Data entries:
|---|

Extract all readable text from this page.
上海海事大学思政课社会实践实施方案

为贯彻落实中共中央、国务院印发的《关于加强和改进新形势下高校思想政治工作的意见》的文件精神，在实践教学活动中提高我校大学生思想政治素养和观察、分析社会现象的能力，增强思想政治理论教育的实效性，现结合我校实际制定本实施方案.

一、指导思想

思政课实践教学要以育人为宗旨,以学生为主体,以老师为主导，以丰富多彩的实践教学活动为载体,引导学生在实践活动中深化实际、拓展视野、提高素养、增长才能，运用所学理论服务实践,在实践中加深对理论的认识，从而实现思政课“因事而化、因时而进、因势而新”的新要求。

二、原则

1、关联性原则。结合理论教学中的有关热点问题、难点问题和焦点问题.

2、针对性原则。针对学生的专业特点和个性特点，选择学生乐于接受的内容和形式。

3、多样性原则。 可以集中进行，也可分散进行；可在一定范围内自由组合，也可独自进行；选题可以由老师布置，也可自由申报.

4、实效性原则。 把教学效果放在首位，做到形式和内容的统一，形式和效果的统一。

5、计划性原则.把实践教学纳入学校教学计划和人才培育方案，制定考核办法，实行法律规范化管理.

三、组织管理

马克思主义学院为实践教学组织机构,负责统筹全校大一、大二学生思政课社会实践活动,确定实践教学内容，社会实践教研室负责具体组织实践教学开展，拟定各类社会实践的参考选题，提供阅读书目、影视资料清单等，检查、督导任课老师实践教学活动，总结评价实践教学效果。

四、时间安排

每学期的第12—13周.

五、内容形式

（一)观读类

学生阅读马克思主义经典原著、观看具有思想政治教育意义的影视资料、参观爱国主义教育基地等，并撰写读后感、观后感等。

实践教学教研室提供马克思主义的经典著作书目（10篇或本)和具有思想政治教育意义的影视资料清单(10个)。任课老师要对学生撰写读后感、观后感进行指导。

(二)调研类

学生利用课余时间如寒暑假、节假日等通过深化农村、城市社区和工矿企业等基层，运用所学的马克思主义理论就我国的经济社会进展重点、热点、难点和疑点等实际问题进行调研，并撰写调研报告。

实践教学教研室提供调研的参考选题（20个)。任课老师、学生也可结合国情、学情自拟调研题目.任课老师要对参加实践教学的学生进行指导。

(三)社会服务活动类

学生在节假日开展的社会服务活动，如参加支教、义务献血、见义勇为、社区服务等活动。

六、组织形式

|---|

| EXERCISE INSTRUCTIONS |
Extract all of the data exactly as written.

| RESULT BELOW |
Extract all readable text from this page.
上海海事大学思政课社会实践实施方案

为贯彻落实中共中央、国务院印发的《关于加强和改进新形势下高校思想政治工作的意见》的文件精神，在实践教学活动中提高我校大学生思想政治素养和观察、分析社会现象的能力，增强思想政治理论教育的实效性，现结合我校实际制定本实施方案.

一、指导思想

思政课实践教学要以育人为宗旨,以学生为主体,以老师为主导，以丰富多彩的实践教学活动为载体,引导学生在实践活动中深化实际、拓展视野、提高素养、增长才能，运用所学理论服务实践,在实践中加深对理论的认识，从而实现思政课“因事而化、因时而进、因势而新”的新要求。

二、原则

1、关联性原则。结合理论教学中的有关热点问题、难点问题和焦点问题.

2、针对性原则。针对学生的专业特点和个性特点，选择学生乐于接受的内容和形式。

3、多样性原则。 可以集中进行，也可分散进行；可在一定范围内自由组合，也可独自进行；选题可以由老师布置，也可自由申报.

4、实效性原则。 把教学效果放在首位，做到形式和内容的统一，形式和效果的统一。

5、计划性原则.把实践教学纳入学校教学计划和人才培育方案，制定考核办法，实行法律规范化管理.

三、组织管理

马克思主义学院为实践教学组织机构,负责统筹全校大一、大二学生思政课社会实践活动,确定实践教学内容，社会实践教研室负责具体组织实践教学开展，拟定各类社会实践的参考选题，提供阅读书目、影视资料清单等，检查、督导任课老师实践教学活动，总结评价实践教学效果。

四、时间安排

每学期的第12—13周.

五、内容形式

（一)观读类

学生阅读马克思主义经典原著、观看具有思想政治教育意义的影视资料、参观爱国主义教育基地等，并撰写读后感、观后感等。

实践教学教研室提供马克思主义的经典著作书目（10篇或本)和具有思想政治教育意义的影视资料清单(10个)。任课老师要对学生撰写读后感、观后感进行指导。

(二)调研类

学生利用课余时间如寒暑假、节假日等通过深化农村、城市社区和工矿企业等基层，运用所学的马克思主义理论就我国的经济社会进展重点、热点、难点和疑点等实际问题进行调研，并撰写调研报告。

实践教学教研室提供调研的参考选题（20个)。任课老师、学生也可结合国情、学情自拟调研题目.任课老师要对参加实践教学的学生进行指导。

(三)社会服务活动类

学生在节假日开展的社会服务活动，如参加支教、义务献血、见义勇为、社区服务等活动。

六、组织形式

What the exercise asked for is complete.